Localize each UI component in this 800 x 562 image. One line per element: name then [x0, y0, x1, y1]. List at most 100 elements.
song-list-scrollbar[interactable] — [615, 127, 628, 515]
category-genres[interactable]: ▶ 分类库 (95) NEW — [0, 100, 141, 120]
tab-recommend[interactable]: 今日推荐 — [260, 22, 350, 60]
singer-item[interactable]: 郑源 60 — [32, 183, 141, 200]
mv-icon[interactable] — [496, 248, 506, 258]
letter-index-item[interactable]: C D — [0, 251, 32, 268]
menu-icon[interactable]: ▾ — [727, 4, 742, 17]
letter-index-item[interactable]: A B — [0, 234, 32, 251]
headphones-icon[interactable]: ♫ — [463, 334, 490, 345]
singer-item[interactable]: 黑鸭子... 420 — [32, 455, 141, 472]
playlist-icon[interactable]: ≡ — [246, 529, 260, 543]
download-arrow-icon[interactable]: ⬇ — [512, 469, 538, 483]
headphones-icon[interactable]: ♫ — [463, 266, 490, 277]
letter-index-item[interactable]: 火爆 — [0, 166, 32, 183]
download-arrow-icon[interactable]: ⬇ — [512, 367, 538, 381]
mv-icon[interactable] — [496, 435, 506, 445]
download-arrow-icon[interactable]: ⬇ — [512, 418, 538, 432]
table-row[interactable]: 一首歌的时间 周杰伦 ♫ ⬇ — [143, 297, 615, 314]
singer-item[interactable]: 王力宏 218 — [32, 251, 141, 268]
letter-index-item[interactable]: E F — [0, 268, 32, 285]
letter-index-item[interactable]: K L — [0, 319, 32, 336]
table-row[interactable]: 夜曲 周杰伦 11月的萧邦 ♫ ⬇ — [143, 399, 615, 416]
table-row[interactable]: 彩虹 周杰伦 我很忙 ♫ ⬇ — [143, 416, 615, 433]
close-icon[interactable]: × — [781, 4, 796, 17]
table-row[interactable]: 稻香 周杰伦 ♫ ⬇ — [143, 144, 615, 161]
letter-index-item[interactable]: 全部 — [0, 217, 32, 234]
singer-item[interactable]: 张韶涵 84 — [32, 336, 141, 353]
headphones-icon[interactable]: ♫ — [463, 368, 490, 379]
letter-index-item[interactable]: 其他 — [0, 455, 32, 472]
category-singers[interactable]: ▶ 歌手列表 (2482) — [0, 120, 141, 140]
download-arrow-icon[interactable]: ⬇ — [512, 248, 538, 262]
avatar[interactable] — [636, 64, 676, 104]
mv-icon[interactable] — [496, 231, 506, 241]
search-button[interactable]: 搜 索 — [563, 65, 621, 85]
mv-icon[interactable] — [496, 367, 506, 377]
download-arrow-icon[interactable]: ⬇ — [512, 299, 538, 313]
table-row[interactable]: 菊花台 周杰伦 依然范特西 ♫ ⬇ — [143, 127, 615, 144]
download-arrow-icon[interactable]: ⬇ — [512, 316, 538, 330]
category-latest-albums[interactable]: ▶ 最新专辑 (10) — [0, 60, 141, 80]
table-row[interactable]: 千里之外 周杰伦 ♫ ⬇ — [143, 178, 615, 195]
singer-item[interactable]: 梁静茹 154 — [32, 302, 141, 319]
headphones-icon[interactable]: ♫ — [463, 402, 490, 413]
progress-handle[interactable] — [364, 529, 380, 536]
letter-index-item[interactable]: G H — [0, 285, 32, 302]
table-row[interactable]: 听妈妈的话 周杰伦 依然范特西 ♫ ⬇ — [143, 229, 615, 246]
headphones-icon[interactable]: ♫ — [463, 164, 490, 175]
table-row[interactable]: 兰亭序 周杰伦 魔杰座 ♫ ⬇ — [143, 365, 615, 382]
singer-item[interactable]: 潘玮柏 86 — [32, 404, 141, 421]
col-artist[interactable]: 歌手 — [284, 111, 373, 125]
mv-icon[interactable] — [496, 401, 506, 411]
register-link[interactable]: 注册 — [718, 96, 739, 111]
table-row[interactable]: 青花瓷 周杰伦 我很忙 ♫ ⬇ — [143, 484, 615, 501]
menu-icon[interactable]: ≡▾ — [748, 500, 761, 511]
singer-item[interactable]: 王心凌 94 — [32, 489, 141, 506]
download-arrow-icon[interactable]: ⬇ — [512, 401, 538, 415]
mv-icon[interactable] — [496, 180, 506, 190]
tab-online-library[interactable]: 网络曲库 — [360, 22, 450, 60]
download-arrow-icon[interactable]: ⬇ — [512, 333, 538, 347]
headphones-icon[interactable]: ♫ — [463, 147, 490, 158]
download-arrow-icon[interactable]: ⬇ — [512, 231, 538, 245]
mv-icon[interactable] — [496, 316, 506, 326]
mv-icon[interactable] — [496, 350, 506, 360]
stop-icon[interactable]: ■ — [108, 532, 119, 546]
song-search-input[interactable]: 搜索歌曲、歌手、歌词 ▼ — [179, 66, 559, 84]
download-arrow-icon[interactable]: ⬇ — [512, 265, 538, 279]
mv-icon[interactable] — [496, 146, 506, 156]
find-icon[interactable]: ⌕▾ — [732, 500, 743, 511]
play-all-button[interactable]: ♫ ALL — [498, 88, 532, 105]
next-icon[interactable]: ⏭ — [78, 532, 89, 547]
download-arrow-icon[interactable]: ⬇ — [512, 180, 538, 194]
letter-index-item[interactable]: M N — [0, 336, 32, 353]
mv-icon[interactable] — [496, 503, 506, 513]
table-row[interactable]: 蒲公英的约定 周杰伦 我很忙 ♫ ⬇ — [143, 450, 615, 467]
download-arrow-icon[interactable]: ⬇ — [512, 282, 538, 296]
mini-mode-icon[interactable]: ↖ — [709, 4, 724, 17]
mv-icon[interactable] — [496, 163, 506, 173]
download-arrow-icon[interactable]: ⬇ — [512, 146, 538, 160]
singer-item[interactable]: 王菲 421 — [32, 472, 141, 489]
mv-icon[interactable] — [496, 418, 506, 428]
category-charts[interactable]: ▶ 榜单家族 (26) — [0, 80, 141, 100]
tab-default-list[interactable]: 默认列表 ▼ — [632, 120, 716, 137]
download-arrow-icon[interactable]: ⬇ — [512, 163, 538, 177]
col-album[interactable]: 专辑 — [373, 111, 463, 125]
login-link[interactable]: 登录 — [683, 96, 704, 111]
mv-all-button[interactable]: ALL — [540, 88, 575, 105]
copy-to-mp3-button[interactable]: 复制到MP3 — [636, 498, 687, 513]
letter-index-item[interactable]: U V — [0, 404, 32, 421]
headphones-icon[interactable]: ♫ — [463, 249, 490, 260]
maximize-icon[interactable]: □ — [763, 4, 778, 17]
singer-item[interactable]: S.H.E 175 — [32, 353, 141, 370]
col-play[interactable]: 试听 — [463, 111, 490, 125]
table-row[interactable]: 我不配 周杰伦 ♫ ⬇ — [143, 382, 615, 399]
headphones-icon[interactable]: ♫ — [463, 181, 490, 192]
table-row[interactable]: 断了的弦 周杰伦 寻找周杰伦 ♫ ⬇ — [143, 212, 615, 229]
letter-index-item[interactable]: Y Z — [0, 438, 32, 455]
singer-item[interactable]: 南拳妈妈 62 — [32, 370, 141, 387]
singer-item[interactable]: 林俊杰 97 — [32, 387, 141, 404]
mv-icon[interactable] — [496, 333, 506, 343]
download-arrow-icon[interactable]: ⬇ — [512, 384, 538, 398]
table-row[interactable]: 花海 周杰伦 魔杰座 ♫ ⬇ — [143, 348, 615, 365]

## SHORT EXERCISE
Could you reproduce the data above word for word, from its first line up to and including the line containing "menu-icon[interactable]: ▾ —"?

## RIGHT ANSWER
Localize each UI component in this 800 x 562 image. One line per element: name then [x0, y0, x1, y1]. List at most 100 elements.
song-list-scrollbar[interactable] — [615, 127, 628, 515]
category-genres[interactable]: ▶ 分类库 (95) NEW — [0, 100, 141, 120]
tab-recommend[interactable]: 今日推荐 — [260, 22, 350, 60]
singer-item[interactable]: 郑源 60 — [32, 183, 141, 200]
mv-icon[interactable] — [496, 248, 506, 258]
letter-index-item[interactable]: C D — [0, 251, 32, 268]
menu-icon[interactable]: ▾ — [727, 4, 742, 17]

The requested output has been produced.